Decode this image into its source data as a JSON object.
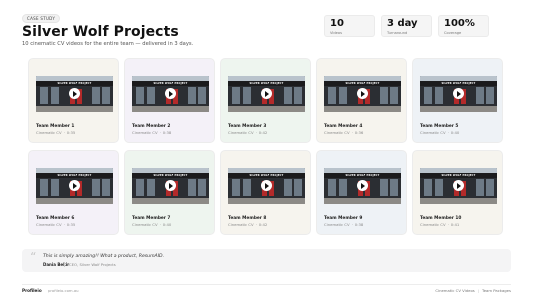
{
  "header": {
    "tag": "CASE STUDY",
    "title": "Silver Wolf Projects",
    "subtitle": "10 cinematic CV videos for the entire team — delivered in 3 days."
  },
  "stats": [
    {
      "value": "10",
      "label": "Videos"
    },
    {
      "value": "3 day",
      "label": "Turnaround"
    },
    {
      "value": "100%",
      "label": "Coverage"
    }
  ],
  "thumbnail": {
    "sign_text": "SILVER WOLF PROJECT"
  },
  "cards": [
    {
      "name": "Team Member 1",
      "type": "Cinematic CV",
      "duration": "0:35",
      "bg": "#f6f4ee"
    },
    {
      "name": "Team Member 2",
      "type": "Cinematic CV",
      "duration": "0:38",
      "bg": "#f4f1f8"
    },
    {
      "name": "Team Member 3",
      "type": "Cinematic CV",
      "duration": "0:42",
      "bg": "#eef5ef"
    },
    {
      "name": "Team Member 4",
      "type": "Cinematic CV",
      "duration": "0:36",
      "bg": "#f6f4ee"
    },
    {
      "name": "Team Member 5",
      "type": "Cinematic CV",
      "duration": "0:40",
      "bg": "#eef2f6"
    },
    {
      "name": "Team Member 6",
      "type": "Cinematic CV",
      "duration": "0:35",
      "bg": "#f4f1f8"
    },
    {
      "name": "Team Member 7",
      "type": "Cinematic CV",
      "duration": "0:40",
      "bg": "#eef5ef"
    },
    {
      "name": "Team Member 8",
      "type": "Cinematic CV",
      "duration": "0:42",
      "bg": "#f6f4ee"
    },
    {
      "name": "Team Member 9",
      "type": "Cinematic CV",
      "duration": "0:38",
      "bg": "#eef2f6"
    },
    {
      "name": "Team Member 10",
      "type": "Cinematic CV",
      "duration": "0:41",
      "bg": "#f6f4ee"
    }
  ],
  "testimonial": {
    "quote": "This is simply amazing!! What a product, ResumAID.",
    "author": "Dania Bekir",
    "role": "CEO, Silver Wolf Projects"
  },
  "footer": {
    "brand": "Profileio",
    "site": "profileio.com.au",
    "right_left": "Cinematic CV Videos",
    "right_right": "Team Packages"
  }
}
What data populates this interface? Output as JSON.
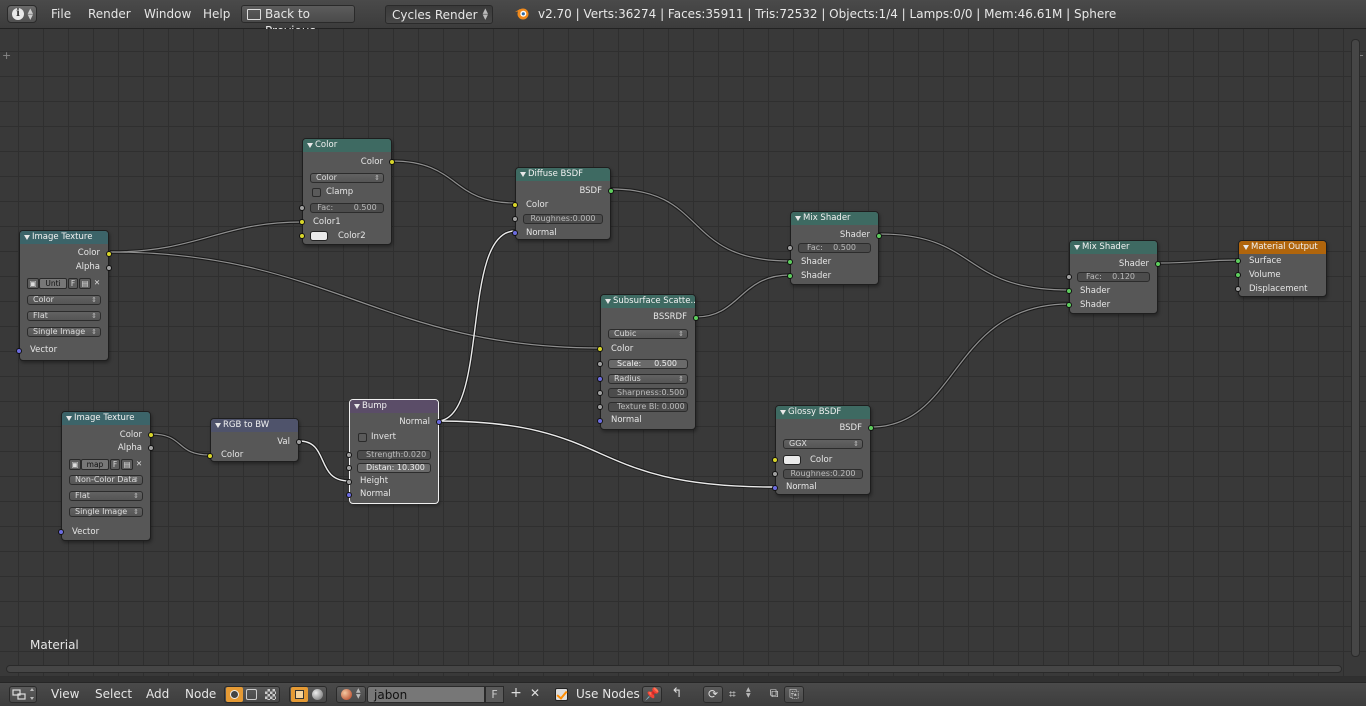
{
  "top_header": {
    "menus": [
      "File",
      "Render",
      "Window",
      "Help"
    ],
    "back_button": "Back to Previous",
    "render_engine": "Cycles Render",
    "stats": "v2.70 | Verts:36274 | Faces:35911 | Tris:72532 | Objects:1/4 | Lamps:0/0 | Mem:46.61M | Sphere"
  },
  "editor": {
    "area_label": "Material",
    "nodes": {
      "color_mix": {
        "title": "Color",
        "out": "Color",
        "blend": "Color",
        "clamp": "Clamp",
        "fac_label": "Fac:",
        "fac": "0.500",
        "in1": "Color1",
        "in2": "Color2"
      },
      "image_tex1": {
        "title": "Image Texture",
        "out_color": "Color",
        "out_alpha": "Alpha",
        "image": "Unti",
        "fake": "F",
        "color_space": "Color",
        "projection": "Flat",
        "source": "Single Image",
        "vector": "Vector"
      },
      "image_tex2": {
        "title": "Image Texture",
        "out_color": "Color",
        "out_alpha": "Alpha",
        "image": "map",
        "fake": "F",
        "color_space": "Non-Color Data",
        "projection": "Flat",
        "source": "Single Image",
        "vector": "Vector"
      },
      "rgb_bw": {
        "title": "RGB to BW",
        "out": "Val",
        "in": "Color"
      },
      "bump": {
        "title": "Bump",
        "out": "Normal",
        "invert": "Invert",
        "strength": "Strength:0.020",
        "distance": "Distan: 10.300",
        "height": "Height",
        "normal": "Normal"
      },
      "diffuse": {
        "title": "Diffuse BSDF",
        "out": "BSDF",
        "color": "Color",
        "roughness": "Roughnes:0.000",
        "normal": "Normal"
      },
      "sss": {
        "title": "Subsurface Scatte...",
        "out": "BSSRDF",
        "falloff": "Cubic",
        "color": "Color",
        "scale": "Scale:",
        "scale_val": "0.500",
        "radius": "Radius",
        "sharpness": "Sharpness:0.500",
        "texture_blur": "Texture Bl: 0.000",
        "normal": "Normal"
      },
      "mix1": {
        "title": "Mix Shader",
        "out": "Shader",
        "fac_label": "Fac:",
        "fac": "0.500",
        "in1": "Shader",
        "in2": "Shader"
      },
      "mix2": {
        "title": "Mix Shader",
        "out": "Shader",
        "fac_label": "Fac:",
        "fac": "0.120",
        "in1": "Shader",
        "in2": "Shader"
      },
      "glossy": {
        "title": "Glossy BSDF",
        "out": "BSDF",
        "distribution": "GGX",
        "color": "Color",
        "roughness": "Roughnes:0.200",
        "normal": "Normal"
      },
      "output": {
        "title": "Material Output",
        "surface": "Surface",
        "volume": "Volume",
        "displacement": "Displacement"
      }
    }
  },
  "bottom_header": {
    "menus": [
      "View",
      "Select",
      "Add",
      "Node"
    ],
    "material_name": "jabon",
    "fake_user": "F",
    "use_nodes": "Use Nodes"
  },
  "colors": {
    "socket_color": "#d9d62a",
    "socket_shader": "#5ece5e",
    "socket_vector": "#6c6ce0",
    "output_header": "#b0650c",
    "shader_header": "#3e6a62"
  }
}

■ ■ ■

▸ Prompt
Return each line of the data that contains the string "roughness".

▸ Problem solution
        "roughness": "Roughnes:0.000",
        "roughness": "Roughnes:0.200",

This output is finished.